Data shown:
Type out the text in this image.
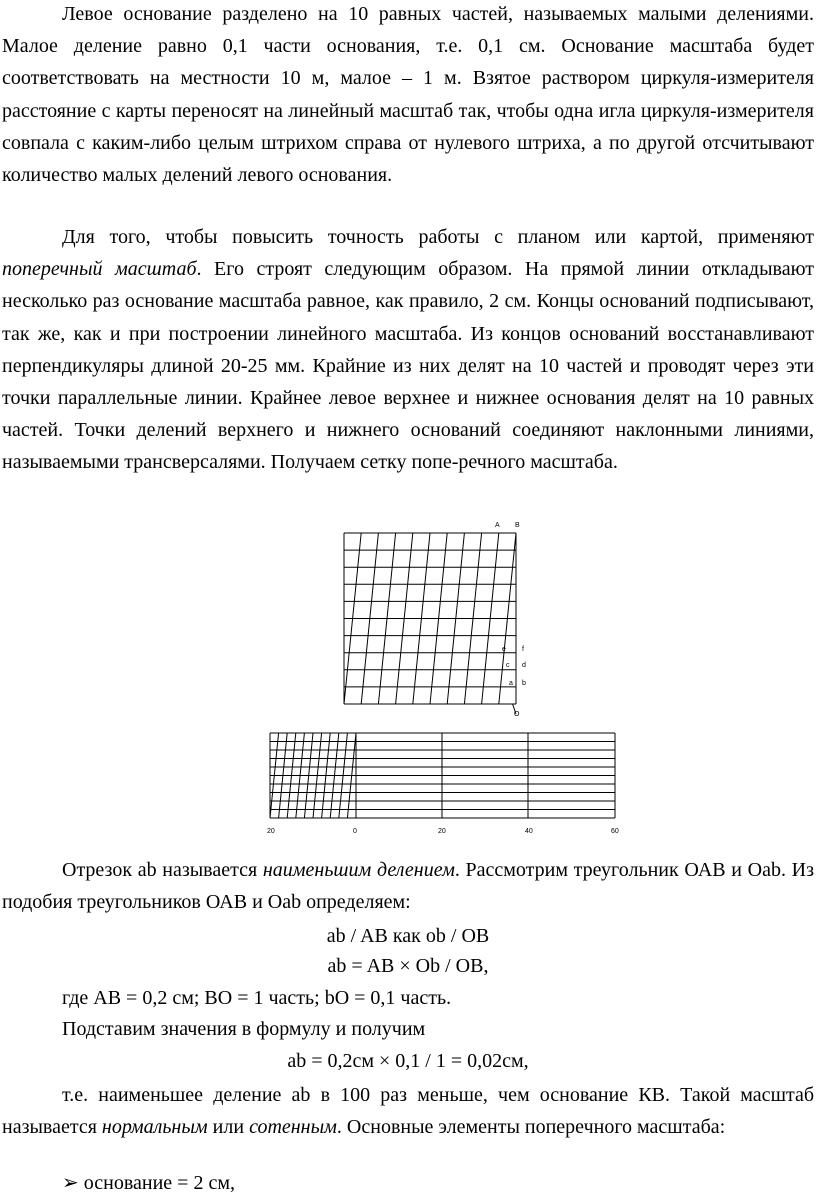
Левое основание разделено на 10 равных частей, называемых малыми делениями. Малое деление равно 0,1 части основания, т.е. 0,1 см. Основание масштаба будет соответствовать на местности 10 м, малое – 1 м. Взятое раствором циркуля-измерителя расстояние с карты переносят на линейный масштаб так, чтобы одна игла циркуля-измерителя совпала с каким-либо целым штрихом справа от нулевого штриха, а по другой отсчитывают количество малых делений левого основания.

Для того, чтобы повысить точность работы с планом или картой, применяют поперечный масштаб. Его строят следующим образом. На прямой линии откладывают несколько раз основание масштаба равное, как правило, 2 см. Концы оснований подписывают, так же, как и при построении линейного масштаба. Из концов оснований восстанавливают перпендикуляры длиной 20-25 мм. Крайние из них делят на 10 частей и проводят через эти точки параллельные линии. Крайнее левое верхнее и нижнее основания делят на 10 равных частей. Точки делений верхнего и нижнего оснований соединяют наклонными линиями, называемыми трансверсалями. Получаем сетку попе-речного масштаба.

A B
e
c
a
f
d
b
O
20	0	20	40	60

Отрезок ab называется наименьшим делением. Рассмотрим треугольник ОАВ и Оab. Из подобия треугольников ОАВ и Оab определяем:

ab / AB как ob / OB
ab = AB × Ob / OB,
где AB = 0,2 см; BO = 1 часть; bO = 0,1 часть.
Подставим значения в формулу и получим
ab = 0,2см × 0,1 / 1 = 0,02см,

т.е. наименьшее деление ab в 100 раз меньше, чем основание КВ. Такой масштаб называется нормальным или сотенным. Основные элементы поперечного масштаба:

➢ основание = 2 см,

Short problem: Search the records above for "называется". Copy each line where it is found.

Completed task:
Отрезок ab называется наименьшим делением. Рассмотрим треугольник ОАВ и Оab. Из подобия треугольников ОАВ и Оab определяем:
т.е. наименьшее деление ab в 100 раз меньше, чем основание КВ. Такой масштаб называется нормальным или сотенным. Основные элементы поперечного масштаба:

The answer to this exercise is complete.